+++ STORED ROWS

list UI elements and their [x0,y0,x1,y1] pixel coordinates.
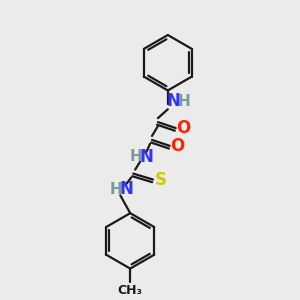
Text: S: S [155,170,167,188]
Text: CH₃: CH₃ [118,284,143,297]
Text: N: N [119,180,133,198]
Text: H: H [110,182,123,197]
Text: N: N [139,148,153,166]
Text: H: H [177,94,190,109]
Text: H: H [130,149,142,164]
Text: N: N [167,92,181,110]
Text: O: O [176,119,191,137]
Text: O: O [171,137,185,155]
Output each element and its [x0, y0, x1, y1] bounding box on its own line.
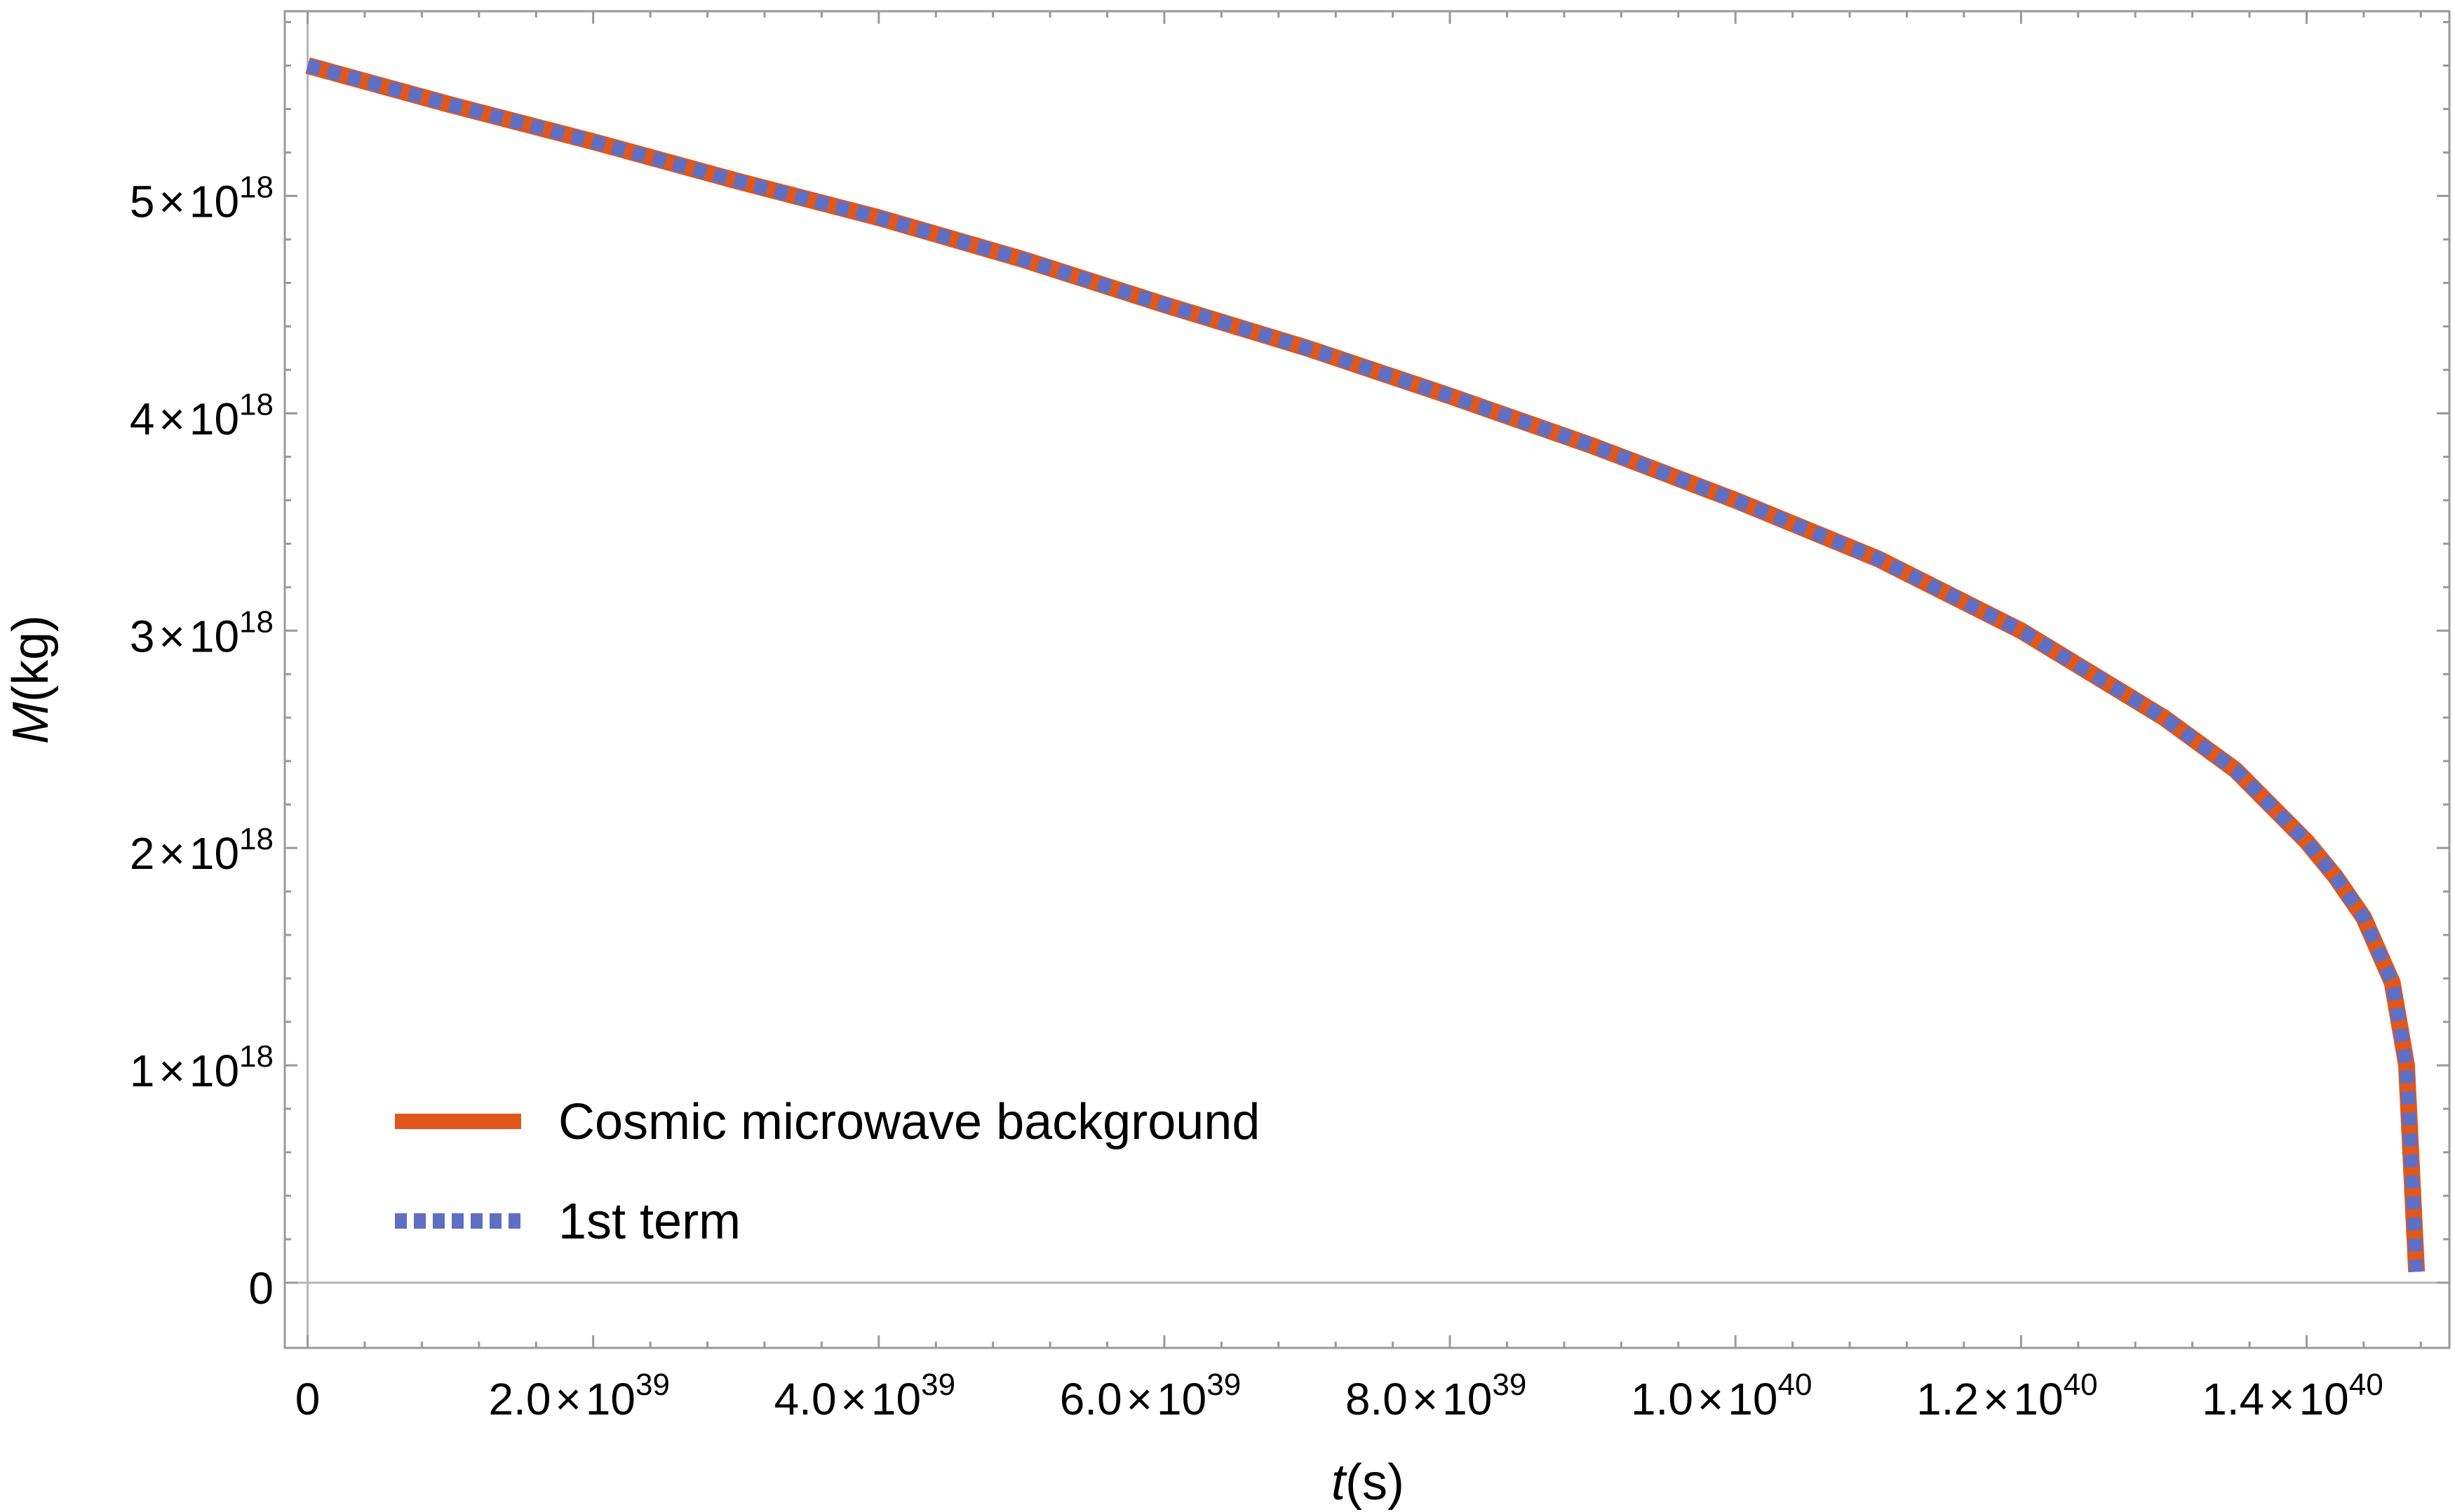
x-tick-label: 4.0×1039	[774, 1368, 955, 1424]
series-line-1st-term	[305, 58, 2424, 1272]
zero-axes	[285, 11, 2449, 1348]
y-tick-label: 2×1018	[130, 822, 274, 879]
x-tick-label: 0	[295, 1374, 321, 1424]
y-axis-title: M(kg)	[3, 615, 59, 744]
legend-label-1st-term: 1st term	[558, 1194, 741, 1250]
y-axis-ticks: 0 1×1018 2×1018 3×1018 4×1018 5×1018	[130, 170, 274, 1314]
y-tick-label: 4×1018	[130, 387, 274, 444]
x-tick-label: 6.0×1039	[1060, 1368, 1241, 1424]
x-minor-ticks	[307, 11, 2422, 1348]
y-tick-label: 1×1018	[130, 1039, 274, 1096]
x-axis-ticks: 0 2.0×1039 4.0×1039 6.0×1039 8.0×1039 1.0×104…	[295, 1368, 2383, 1424]
x-tick-label: 1.0×1040	[1631, 1368, 1812, 1424]
x-tick-label: 2.0×1039	[488, 1368, 669, 1424]
y-tick-label: 0	[248, 1263, 274, 1314]
x-tick-label: 8.0×1039	[1345, 1368, 1526, 1424]
y-minor-ticks	[285, 20, 2449, 1284]
x-tick-label: 1.2×1040	[1916, 1368, 2097, 1424]
legend-label-cosmic-microwave-background: Cosmic microwave background	[558, 1094, 1260, 1150]
legend: Cosmic microwave background 1st term	[395, 1094, 1260, 1250]
series-layer	[305, 57, 2426, 1273]
plot-frame	[283, 10, 2451, 1349]
x-axis-title: t(s)	[1331, 1454, 1404, 1511]
y-tick-label: 3×1018	[130, 605, 274, 661]
y-tick-label: 5×1018	[130, 170, 274, 227]
x-tick-label: 1.4×1040	[2202, 1368, 2383, 1424]
series-line-cosmic-microwave-background	[305, 57, 2426, 1273]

++++++

# TASK INSTRUCTIONS
Copy every line of the records above exactly, leaving out the picture lines.

# EXERCISE RESULT
list UI elements and their [x0,y0,x1,y1] pixel coordinates.
Text: S: S [155,170,167,188]
Text: CH₃: CH₃ [118,284,143,297]
Text: N: N [119,180,133,198]
Text: H: H [110,182,123,197]
Text: N: N [139,148,153,166]
Text: H: H [177,94,190,109]
Text: H: H [130,149,142,164]
Text: N: N [167,92,181,110]
Text: O: O [176,119,191,137]
Text: O: O [171,137,185,155]
Output each element and its [x0, y0, x1, y1] bounding box on its own line.
x-tick-label: 4.0×1039	[774, 1368, 955, 1424]
series-line-1st-term	[305, 58, 2424, 1272]
zero-axes	[285, 11, 2449, 1348]
y-tick-label: 2×1018	[130, 822, 274, 879]
x-tick-label: 0	[295, 1374, 321, 1424]
y-axis-title: M(kg)	[3, 615, 59, 744]
legend-label-1st-term: 1st term	[558, 1194, 741, 1250]
y-axis-ticks: 0 1×1018 2×1018 3×1018 4×1018 5×1018	[130, 170, 274, 1314]
y-tick-label: 4×1018	[130, 387, 274, 444]
x-tick-label: 6.0×1039	[1060, 1368, 1241, 1424]
x-minor-ticks	[307, 11, 2422, 1348]
y-tick-label: 1×1018	[130, 1039, 274, 1096]
x-axis-ticks: 0 2.0×1039 4.0×1039 6.0×1039 8.0×1039 1.0×104…	[295, 1368, 2383, 1424]
x-tick-label: 1.0×1040	[1631, 1368, 1812, 1424]
x-tick-label: 2.0×1039	[488, 1368, 669, 1424]
y-tick-label: 0	[248, 1263, 274, 1314]
x-tick-label: 8.0×1039	[1345, 1368, 1526, 1424]
y-minor-ticks	[285, 20, 2449, 1284]
x-tick-label: 1.2×1040	[1916, 1368, 2097, 1424]
legend-label-cosmic-microwave-background: Cosmic microwave background	[558, 1094, 1260, 1150]
legend: Cosmic microwave background 1st term	[395, 1094, 1260, 1250]
series-layer	[305, 57, 2426, 1273]
plot-frame	[283, 10, 2451, 1349]
x-axis-title: t(s)	[1331, 1454, 1404, 1511]
y-tick-label: 3×1018	[130, 605, 274, 661]
y-tick-label: 5×1018	[130, 170, 274, 227]
x-tick-label: 1.4×1040	[2202, 1368, 2383, 1424]
series-line-cosmic-microwave-background	[305, 57, 2426, 1273]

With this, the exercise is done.